= DATA SECTION =
+ + + + +
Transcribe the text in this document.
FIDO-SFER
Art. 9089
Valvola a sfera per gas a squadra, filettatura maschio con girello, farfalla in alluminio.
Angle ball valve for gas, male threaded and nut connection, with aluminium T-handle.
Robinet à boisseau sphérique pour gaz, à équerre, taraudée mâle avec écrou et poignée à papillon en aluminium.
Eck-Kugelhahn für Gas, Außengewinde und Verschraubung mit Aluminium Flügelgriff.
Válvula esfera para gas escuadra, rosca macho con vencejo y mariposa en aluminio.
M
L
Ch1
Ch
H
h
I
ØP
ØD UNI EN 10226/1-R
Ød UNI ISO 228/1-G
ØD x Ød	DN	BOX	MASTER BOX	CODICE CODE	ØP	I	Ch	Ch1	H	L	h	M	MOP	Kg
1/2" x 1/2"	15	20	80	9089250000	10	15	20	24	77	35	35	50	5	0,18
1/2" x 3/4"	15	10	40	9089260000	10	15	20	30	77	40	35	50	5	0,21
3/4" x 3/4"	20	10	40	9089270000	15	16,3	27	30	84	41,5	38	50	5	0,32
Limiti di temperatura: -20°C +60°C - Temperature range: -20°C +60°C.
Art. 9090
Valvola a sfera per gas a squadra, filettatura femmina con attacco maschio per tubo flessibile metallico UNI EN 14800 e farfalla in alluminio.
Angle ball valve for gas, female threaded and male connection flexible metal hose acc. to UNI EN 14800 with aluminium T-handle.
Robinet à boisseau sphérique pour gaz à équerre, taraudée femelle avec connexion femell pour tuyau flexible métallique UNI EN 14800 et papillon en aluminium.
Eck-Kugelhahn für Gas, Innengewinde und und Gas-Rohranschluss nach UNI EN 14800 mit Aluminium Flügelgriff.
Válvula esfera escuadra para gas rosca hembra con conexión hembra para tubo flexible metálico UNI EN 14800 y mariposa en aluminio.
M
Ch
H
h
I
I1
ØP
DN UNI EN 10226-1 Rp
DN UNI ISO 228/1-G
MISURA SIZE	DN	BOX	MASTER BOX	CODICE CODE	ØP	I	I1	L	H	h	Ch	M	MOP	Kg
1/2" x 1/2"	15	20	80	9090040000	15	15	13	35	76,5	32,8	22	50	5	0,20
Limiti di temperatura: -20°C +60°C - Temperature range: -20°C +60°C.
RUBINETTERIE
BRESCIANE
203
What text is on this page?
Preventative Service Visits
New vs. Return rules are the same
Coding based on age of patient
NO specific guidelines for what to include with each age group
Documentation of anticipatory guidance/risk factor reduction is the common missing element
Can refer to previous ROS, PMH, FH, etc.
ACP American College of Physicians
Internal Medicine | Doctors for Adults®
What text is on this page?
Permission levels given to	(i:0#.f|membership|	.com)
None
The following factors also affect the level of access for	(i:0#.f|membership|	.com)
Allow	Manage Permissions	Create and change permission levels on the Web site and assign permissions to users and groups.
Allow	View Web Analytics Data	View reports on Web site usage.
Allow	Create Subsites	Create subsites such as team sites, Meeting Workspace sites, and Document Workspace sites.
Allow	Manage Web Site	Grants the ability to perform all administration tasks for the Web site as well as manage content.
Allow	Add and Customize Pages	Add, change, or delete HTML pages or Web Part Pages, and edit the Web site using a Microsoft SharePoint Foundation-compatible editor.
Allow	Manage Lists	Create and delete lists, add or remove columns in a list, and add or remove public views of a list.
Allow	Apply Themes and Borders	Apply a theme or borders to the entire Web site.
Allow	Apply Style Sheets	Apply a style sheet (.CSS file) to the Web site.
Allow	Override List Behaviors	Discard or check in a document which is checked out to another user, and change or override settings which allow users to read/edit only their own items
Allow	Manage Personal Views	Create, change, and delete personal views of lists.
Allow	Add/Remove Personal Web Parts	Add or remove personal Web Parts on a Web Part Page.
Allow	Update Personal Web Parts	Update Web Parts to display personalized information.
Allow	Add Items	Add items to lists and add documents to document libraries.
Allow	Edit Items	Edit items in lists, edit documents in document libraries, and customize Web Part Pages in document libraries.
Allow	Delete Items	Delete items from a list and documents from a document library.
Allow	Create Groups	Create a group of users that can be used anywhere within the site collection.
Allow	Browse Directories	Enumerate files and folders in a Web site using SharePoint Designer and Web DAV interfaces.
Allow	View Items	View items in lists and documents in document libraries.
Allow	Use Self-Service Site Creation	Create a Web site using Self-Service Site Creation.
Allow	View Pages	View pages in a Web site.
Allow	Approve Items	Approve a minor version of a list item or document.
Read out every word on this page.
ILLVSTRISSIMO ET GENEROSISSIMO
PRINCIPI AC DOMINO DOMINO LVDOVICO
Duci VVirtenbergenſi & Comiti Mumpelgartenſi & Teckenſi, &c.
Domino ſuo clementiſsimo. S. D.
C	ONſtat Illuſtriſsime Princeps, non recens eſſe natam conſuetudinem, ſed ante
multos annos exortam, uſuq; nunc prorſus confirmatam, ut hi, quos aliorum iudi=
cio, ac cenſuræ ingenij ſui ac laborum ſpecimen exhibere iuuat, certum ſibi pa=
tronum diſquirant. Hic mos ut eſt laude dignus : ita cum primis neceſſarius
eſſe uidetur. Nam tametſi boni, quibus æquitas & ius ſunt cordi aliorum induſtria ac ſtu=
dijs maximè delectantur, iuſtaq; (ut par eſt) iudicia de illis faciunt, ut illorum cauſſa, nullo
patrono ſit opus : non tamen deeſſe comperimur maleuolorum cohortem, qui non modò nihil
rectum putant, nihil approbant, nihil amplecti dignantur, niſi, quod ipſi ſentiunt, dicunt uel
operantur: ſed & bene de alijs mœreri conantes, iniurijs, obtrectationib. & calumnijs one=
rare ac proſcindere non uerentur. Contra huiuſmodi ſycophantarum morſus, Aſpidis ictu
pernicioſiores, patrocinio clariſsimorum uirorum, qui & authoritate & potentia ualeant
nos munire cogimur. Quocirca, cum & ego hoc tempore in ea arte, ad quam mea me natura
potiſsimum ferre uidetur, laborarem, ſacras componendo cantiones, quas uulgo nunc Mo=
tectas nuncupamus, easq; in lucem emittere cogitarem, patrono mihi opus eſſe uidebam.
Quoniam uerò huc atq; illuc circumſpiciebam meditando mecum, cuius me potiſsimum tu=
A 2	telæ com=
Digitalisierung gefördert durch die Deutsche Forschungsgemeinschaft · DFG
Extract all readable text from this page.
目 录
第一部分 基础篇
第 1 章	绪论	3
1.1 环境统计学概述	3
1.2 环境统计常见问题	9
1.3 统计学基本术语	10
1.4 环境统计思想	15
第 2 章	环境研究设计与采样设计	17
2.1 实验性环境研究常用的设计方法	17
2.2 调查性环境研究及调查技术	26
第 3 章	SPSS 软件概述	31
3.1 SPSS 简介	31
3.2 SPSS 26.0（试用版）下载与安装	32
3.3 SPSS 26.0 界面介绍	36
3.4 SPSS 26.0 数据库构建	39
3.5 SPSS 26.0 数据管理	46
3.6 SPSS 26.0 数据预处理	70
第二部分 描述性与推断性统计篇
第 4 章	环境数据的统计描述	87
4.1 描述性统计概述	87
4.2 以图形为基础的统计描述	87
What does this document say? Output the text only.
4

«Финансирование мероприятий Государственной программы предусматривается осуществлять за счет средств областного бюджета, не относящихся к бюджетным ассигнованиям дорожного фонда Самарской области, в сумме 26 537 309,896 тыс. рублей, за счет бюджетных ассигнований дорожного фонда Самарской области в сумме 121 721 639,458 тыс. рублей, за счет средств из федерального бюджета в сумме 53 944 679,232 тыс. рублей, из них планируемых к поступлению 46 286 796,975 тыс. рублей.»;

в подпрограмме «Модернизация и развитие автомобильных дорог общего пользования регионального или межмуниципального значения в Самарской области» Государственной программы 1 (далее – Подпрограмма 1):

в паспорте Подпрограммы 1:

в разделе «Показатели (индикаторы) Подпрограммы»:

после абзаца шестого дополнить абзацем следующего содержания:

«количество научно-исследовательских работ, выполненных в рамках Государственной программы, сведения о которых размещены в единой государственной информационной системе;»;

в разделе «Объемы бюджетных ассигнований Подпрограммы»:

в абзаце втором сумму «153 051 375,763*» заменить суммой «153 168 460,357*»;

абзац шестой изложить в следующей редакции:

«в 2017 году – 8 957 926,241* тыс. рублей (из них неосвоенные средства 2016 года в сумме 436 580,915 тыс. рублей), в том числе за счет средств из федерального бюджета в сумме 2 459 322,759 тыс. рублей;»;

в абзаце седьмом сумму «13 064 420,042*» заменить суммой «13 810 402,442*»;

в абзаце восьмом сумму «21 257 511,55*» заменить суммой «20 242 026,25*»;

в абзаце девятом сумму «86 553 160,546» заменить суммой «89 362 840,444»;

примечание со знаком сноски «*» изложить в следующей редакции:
+ + + + +
= INSTRUCTIONS TO FOLLOW =
Look through the material above. Copy each line where the word "Robinet" appears.

= SOLUTION BELOW =
Robinet à boisseau sphérique pour gaz, à équerre, taraudée mâle avec écrou et poignée à papillon en aluminium.
Robinet à boisseau sphérique pour gaz à équerre, taraudée femelle avec connexion femell pour tuyau flexible métallique UNI EN 14800 et papillon en aluminium.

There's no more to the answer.